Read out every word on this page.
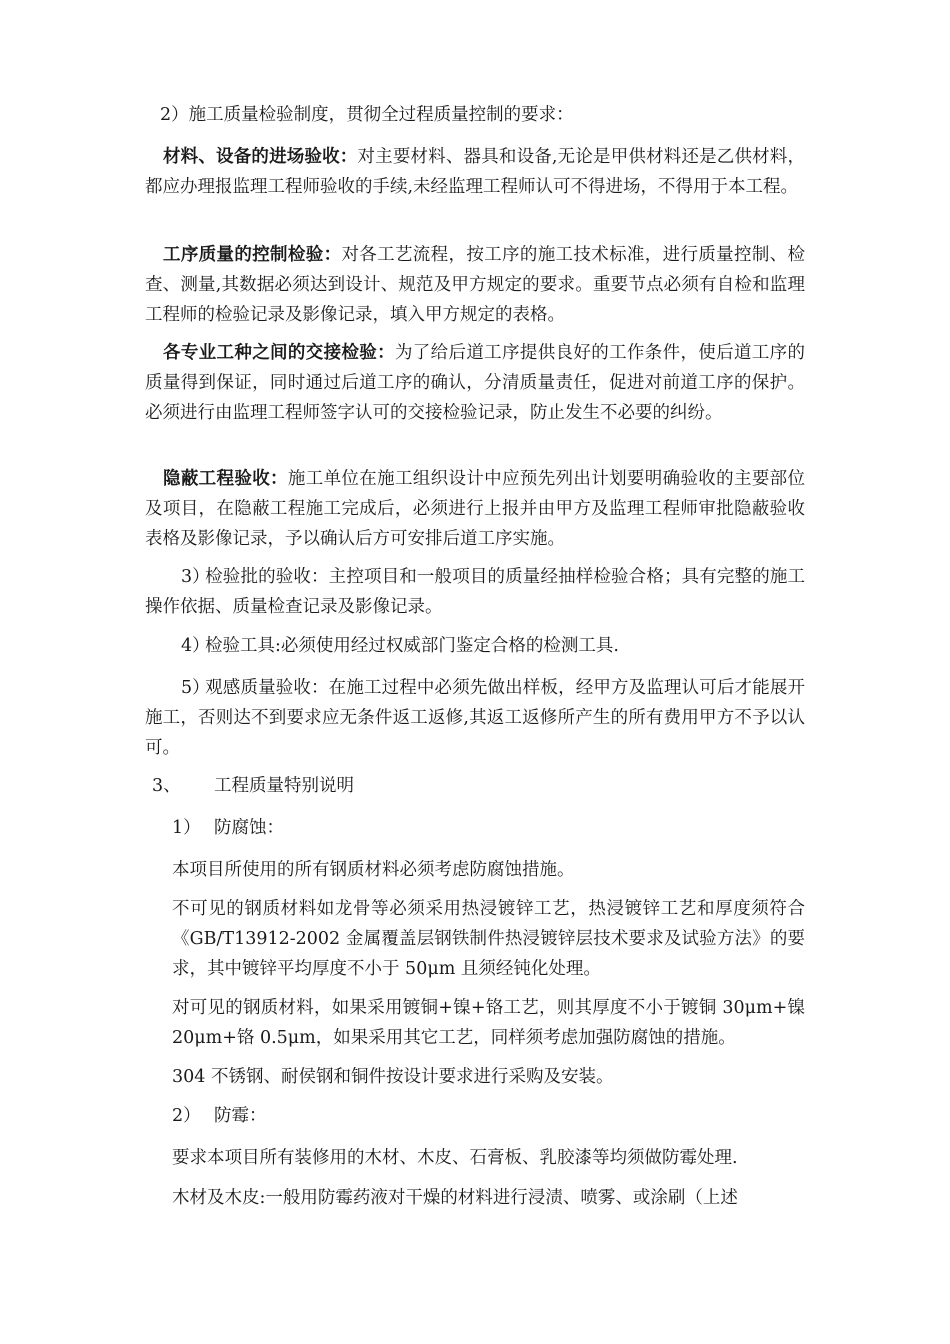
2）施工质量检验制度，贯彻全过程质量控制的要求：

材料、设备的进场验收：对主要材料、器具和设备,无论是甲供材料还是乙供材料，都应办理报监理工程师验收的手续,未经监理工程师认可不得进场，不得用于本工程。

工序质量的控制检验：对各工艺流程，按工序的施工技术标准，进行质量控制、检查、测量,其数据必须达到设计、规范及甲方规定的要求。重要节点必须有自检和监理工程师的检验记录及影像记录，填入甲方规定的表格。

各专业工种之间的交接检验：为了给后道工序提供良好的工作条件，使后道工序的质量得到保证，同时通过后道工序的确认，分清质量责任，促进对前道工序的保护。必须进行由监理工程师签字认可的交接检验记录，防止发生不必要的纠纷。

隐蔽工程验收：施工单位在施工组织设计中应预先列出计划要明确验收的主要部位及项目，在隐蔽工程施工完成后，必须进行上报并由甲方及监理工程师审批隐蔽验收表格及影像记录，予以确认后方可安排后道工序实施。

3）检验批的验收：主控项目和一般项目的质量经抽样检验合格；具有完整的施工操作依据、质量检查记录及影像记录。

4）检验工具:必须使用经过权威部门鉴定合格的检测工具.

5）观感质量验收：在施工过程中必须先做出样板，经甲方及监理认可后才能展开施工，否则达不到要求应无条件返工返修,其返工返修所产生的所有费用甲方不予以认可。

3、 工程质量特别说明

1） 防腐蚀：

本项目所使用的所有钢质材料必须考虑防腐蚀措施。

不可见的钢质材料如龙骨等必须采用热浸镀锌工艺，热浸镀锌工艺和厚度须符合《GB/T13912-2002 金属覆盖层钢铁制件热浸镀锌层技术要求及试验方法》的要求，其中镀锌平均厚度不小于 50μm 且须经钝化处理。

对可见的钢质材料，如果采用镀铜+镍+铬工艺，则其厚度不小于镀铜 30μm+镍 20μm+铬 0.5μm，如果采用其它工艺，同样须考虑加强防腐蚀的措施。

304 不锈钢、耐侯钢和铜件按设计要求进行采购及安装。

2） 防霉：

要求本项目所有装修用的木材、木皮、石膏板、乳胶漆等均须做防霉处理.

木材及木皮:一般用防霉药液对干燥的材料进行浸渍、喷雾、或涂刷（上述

☆ ☆ ☆ ☆

● DIRECTIVE: Exclude the images and reproduce the remaining data exactly.

● CORRECT OUTPUT:
Read out every word on this page.
2）施工质量检验制度，贯彻全过程质量控制的要求：

材料、设备的进场验收：对主要材料、器具和设备,无论是甲供材料还是乙供材料，都应办理报监理工程师验收的手续,未经监理工程师认可不得进场，不得用于本工程。

工序质量的控制检验：对各工艺流程，按工序的施工技术标准，进行质量控制、检查、测量,其数据必须达到设计、规范及甲方规定的要求。重要节点必须有自检和监理工程师的检验记录及影像记录，填入甲方规定的表格。

各专业工种之间的交接检验：为了给后道工序提供良好的工作条件，使后道工序的质量得到保证，同时通过后道工序的确认，分清质量责任，促进对前道工序的保护。必须进行由监理工程师签字认可的交接检验记录，防止发生不必要的纠纷。

隐蔽工程验收：施工单位在施工组织设计中应预先列出计划要明确验收的主要部位及项目，在隐蔽工程施工完成后，必须进行上报并由甲方及监理工程师审批隐蔽验收表格及影像记录，予以确认后方可安排后道工序实施。

3）检验批的验收：主控项目和一般项目的质量经抽样检验合格；具有完整的施工操作依据、质量检查记录及影像记录。

4）检验工具:必须使用经过权威部门鉴定合格的检测工具.

5）观感质量验收：在施工过程中必须先做出样板，经甲方及监理认可后才能展开施工，否则达不到要求应无条件返工返修,其返工返修所产生的所有费用甲方不予以认可。

3、 工程质量特别说明

1） 防腐蚀：

本项目所使用的所有钢质材料必须考虑防腐蚀措施。

不可见的钢质材料如龙骨等必须采用热浸镀锌工艺，热浸镀锌工艺和厚度须符合《GB/T13912-2002 金属覆盖层钢铁制件热浸镀锌层技术要求及试验方法》的要求，其中镀锌平均厚度不小于 50μm 且须经钝化处理。

对可见的钢质材料，如果采用镀铜+镍+铬工艺，则其厚度不小于镀铜 30μm+镍 20μm+铬 0.5μm，如果采用其它工艺，同样须考虑加强防腐蚀的措施。

304 不锈钢、耐侯钢和铜件按设计要求进行采购及安装。

2） 防霉：

要求本项目所有装修用的木材、木皮、石膏板、乳胶漆等均须做防霉处理.

木材及木皮:一般用防霉药液对干燥的材料进行浸渍、喷雾、或涂刷（上述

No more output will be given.